[Entries drawn from a collection]
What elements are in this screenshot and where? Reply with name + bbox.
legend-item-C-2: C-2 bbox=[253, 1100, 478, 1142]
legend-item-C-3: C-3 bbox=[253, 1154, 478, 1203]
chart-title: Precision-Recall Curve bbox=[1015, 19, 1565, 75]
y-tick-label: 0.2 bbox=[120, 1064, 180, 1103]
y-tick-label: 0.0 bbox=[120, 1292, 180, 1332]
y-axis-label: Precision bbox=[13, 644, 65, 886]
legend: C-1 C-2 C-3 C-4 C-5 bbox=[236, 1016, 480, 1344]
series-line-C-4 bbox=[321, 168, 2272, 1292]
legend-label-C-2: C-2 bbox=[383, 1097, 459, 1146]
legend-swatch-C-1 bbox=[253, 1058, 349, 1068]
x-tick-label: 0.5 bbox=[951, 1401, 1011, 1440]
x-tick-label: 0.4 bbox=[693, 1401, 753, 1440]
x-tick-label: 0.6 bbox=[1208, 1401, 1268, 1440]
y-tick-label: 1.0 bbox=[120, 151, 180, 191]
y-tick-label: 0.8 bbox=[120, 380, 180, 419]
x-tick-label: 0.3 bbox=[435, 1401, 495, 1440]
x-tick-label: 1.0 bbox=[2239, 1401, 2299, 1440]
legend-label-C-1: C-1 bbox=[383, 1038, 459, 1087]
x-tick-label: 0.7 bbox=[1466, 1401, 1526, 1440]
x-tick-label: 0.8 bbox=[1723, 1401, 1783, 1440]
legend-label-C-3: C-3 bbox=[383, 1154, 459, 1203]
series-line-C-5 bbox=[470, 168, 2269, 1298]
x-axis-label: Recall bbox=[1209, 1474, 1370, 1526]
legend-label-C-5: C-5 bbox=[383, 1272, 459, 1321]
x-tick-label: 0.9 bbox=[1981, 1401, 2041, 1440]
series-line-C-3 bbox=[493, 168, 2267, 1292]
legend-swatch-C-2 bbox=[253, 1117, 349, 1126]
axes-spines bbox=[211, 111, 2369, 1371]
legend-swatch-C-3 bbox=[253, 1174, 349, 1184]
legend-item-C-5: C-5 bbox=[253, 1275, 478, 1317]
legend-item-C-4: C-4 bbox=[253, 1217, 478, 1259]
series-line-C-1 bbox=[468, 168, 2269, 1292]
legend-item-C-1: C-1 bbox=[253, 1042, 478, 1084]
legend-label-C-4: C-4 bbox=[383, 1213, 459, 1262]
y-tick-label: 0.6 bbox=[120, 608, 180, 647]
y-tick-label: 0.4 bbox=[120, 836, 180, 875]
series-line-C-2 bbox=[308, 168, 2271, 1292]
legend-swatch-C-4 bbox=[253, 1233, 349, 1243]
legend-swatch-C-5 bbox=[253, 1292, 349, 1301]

■ Stated task: Could you render every line of the listing above as a numbered list, leaving out blank lines?

■ Final result:
1. What elements are in this screenshot and where? Reply with name + bbox.
2. legend-item-C-2: C-2 bbox=[253, 1100, 478, 1142]
3. legend-item-C-3: C-3 bbox=[253, 1154, 478, 1203]
4. chart-title: Precision-Recall Curve bbox=[1015, 19, 1565, 75]
5. y-tick-label: 0.2 bbox=[120, 1064, 180, 1103]
6. y-tick-label: 0.0 bbox=[120, 1292, 180, 1332]
7. y-axis-label: Precision bbox=[13, 644, 65, 886]
8. legend: C-1 C-2 C-3 C-4 C-5 bbox=[236, 1016, 480, 1344]
9. series-line-C-4 bbox=[321, 168, 2272, 1292]
10. legend-label-C-2: C-2 bbox=[383, 1097, 459, 1146]
11. legend-swatch-C-1 bbox=[253, 1058, 349, 1068]
12. x-tick-label: 0.5 bbox=[951, 1401, 1011, 1440]
13. x-tick-label: 0.4 bbox=[693, 1401, 753, 1440]
14. x-tick-label: 0.6 bbox=[1208, 1401, 1268, 1440]
15. y-tick-label: 1.0 bbox=[120, 151, 180, 191]
16. y-tick-label: 0.8 bbox=[120, 380, 180, 419]
17. x-tick-label: 0.3 bbox=[435, 1401, 495, 1440]
18. x-tick-label: 1.0 bbox=[2239, 1401, 2299, 1440]
19. legend-label-C-1: C-1 bbox=[383, 1038, 459, 1087]
20. x-tick-label: 0.7 bbox=[1466, 1401, 1526, 1440]
21. x-tick-label: 0.8 bbox=[1723, 1401, 1783, 1440]
22. legend-label-C-3: C-3 bbox=[383, 1154, 459, 1203]
23. series-line-C-5 bbox=[470, 168, 2269, 1298]
24. x-axis-label: Recall bbox=[1209, 1474, 1370, 1526]
25. legend-label-C-5: C-5 bbox=[383, 1272, 459, 1321]
26. x-tick-label: 0.9 bbox=[1981, 1401, 2041, 1440]
27. series-line-C-3 bbox=[493, 168, 2267, 1292]
28. legend-swatch-C-2 bbox=[253, 1117, 349, 1126]
29. axes-spines bbox=[211, 111, 2369, 1371]
30. legend-swatch-C-3 bbox=[253, 1174, 349, 1184]
31. legend-item-C-5: C-5 bbox=[253, 1275, 478, 1317]
32. legend-item-C-4: C-4 bbox=[253, 1217, 478, 1259]
33. series-line-C-1 bbox=[468, 168, 2269, 1292]
34. legend-item-C-1: C-1 bbox=[253, 1042, 478, 1084]
35. legend-label-C-4: C-4 bbox=[383, 1213, 459, 1262]
36. y-tick-label: 0.6 bbox=[120, 608, 180, 647]
37. y-tick-label: 0.4 bbox=[120, 836, 180, 875]
38. series-line-C-2 bbox=[308, 168, 2271, 1292]
39. legend-swatch-C-4 bbox=[253, 1233, 349, 1243]
40. legend-swatch-C-5 bbox=[253, 1292, 349, 1301]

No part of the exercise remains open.